Task statement: Transcribe the material word for word, but without the images.

Material for the task:
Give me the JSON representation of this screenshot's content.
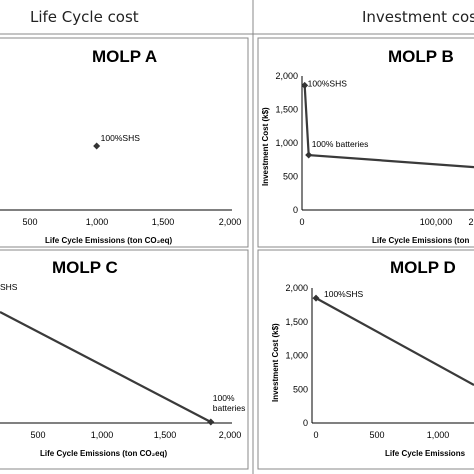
{
  "headers": {
    "left": "Life Cycle cost",
    "right": "Investment cost"
  },
  "colors": {
    "line": "#3a3a3a",
    "marker": "#333333",
    "border": "#888888"
  },
  "chart_data": [
    {
      "id": "A",
      "type": "scatter",
      "title": "MOLP A",
      "xlabel": "Life Cycle Emissions  (ton CO₂eq)",
      "ylabel": "",
      "xlim": [
        200,
        2000
      ],
      "x_ticks": [
        "500",
        "1,000",
        "1,500",
        "2,000"
      ],
      "y_ticks": [],
      "points": [
        {
          "x": 1000,
          "label": "100%SHS"
        }
      ]
    },
    {
      "id": "B",
      "type": "line",
      "title": "MOLP B",
      "xlabel": "Life Cycle Emissions  (ton",
      "ylabel": "Investment Cost (k$)",
      "xlim": [
        -10000,
        270000
      ],
      "ylim": [
        0,
        2000
      ],
      "x_ticks": [
        "0",
        "100,000",
        "2"
      ],
      "y_ticks": [
        "0",
        "500",
        "1,000",
        "1,500",
        "2,000"
      ],
      "points": [
        {
          "x": 2000,
          "y": 1860,
          "label": "100%SHS"
        },
        {
          "x": 5000,
          "y": 820,
          "label": "100% batteries"
        },
        {
          "x": 270000,
          "y": 640,
          "label": ""
        }
      ]
    },
    {
      "id": "C",
      "type": "line",
      "title": "MOLP C",
      "xlabel": "Life Cycle Emissions  (ton CO₂eq)",
      "ylabel": "",
      "xlim": [
        200,
        2000
      ],
      "x_ticks": [
        "500",
        "1,000",
        "1,500",
        "2,000"
      ],
      "y_ticks": [],
      "points": [
        {
          "x": 180,
          "label": "SHS"
        },
        {
          "x": 1850,
          "label": "100% batteries"
        }
      ]
    },
    {
      "id": "D",
      "type": "line",
      "title": "MOLP D",
      "xlabel": "Life Cycle Emissions",
      "ylabel": "Investment Cost (k$)",
      "xlim": [
        0,
        2000
      ],
      "ylim": [
        0,
        2000
      ],
      "x_ticks": [
        "0",
        "500",
        "1,000"
      ],
      "y_ticks": [
        "0",
        "500",
        "1,000",
        "1,500",
        "2,000"
      ],
      "points": [
        {
          "x": 0,
          "y": 1850,
          "label": "100%SHS"
        },
        {
          "x": 1850,
          "y": 480,
          "label": ""
        }
      ]
    }
  ]
}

Response:
Give me the JSON representation of this screenshot's content.
{
  "headers": {
    "left": "Life Cycle cost",
    "right": "Investment cost"
  },
  "colors": {
    "line": "#3a3a3a",
    "marker": "#333333",
    "border": "#888888"
  },
  "chart_data": [
    {
      "id": "A",
      "type": "scatter",
      "title": "MOLP A",
      "xlabel": "Life Cycle Emissions  (ton CO₂eq)",
      "ylabel": "",
      "xlim": [
        200,
        2000
      ],
      "x_ticks": [
        "500",
        "1,000",
        "1,500",
        "2,000"
      ],
      "y_ticks": [],
      "points": [
        {
          "x": 1000,
          "label": "100%SHS"
        }
      ]
    },
    {
      "id": "B",
      "type": "line",
      "title": "MOLP B",
      "xlabel": "Life Cycle Emissions  (ton",
      "ylabel": "Investment Cost (k$)",
      "xlim": [
        -10000,
        270000
      ],
      "ylim": [
        0,
        2000
      ],
      "x_ticks": [
        "0",
        "100,000",
        "2"
      ],
      "y_ticks": [
        "0",
        "500",
        "1,000",
        "1,500",
        "2,000"
      ],
      "points": [
        {
          "x": 2000,
          "y": 1860,
          "label": "100%SHS"
        },
        {
          "x": 5000,
          "y": 820,
          "label": "100% batteries"
        },
        {
          "x": 270000,
          "y": 640,
          "label": ""
        }
      ]
    },
    {
      "id": "C",
      "type": "line",
      "title": "MOLP C",
      "xlabel": "Life Cycle Emissions  (ton CO₂eq)",
      "ylabel": "",
      "xlim": [
        200,
        2000
      ],
      "x_ticks": [
        "500",
        "1,000",
        "1,500",
        "2,000"
      ],
      "y_ticks": [],
      "points": [
        {
          "x": 180,
          "label": "SHS"
        },
        {
          "x": 1850,
          "label": "100% batteries"
        }
      ]
    },
    {
      "id": "D",
      "type": "line",
      "title": "MOLP D",
      "xlabel": "Life Cycle Emissions",
      "ylabel": "Investment Cost (k$)",
      "xlim": [
        0,
        2000
      ],
      "ylim": [
        0,
        2000
      ],
      "x_ticks": [
        "0",
        "500",
        "1,000"
      ],
      "y_ticks": [
        "0",
        "500",
        "1,000",
        "1,500",
        "2,000"
      ],
      "points": [
        {
          "x": 0,
          "y": 1850,
          "label": "100%SHS"
        },
        {
          "x": 1850,
          "y": 480,
          "label": ""
        }
      ]
    }
  ]
}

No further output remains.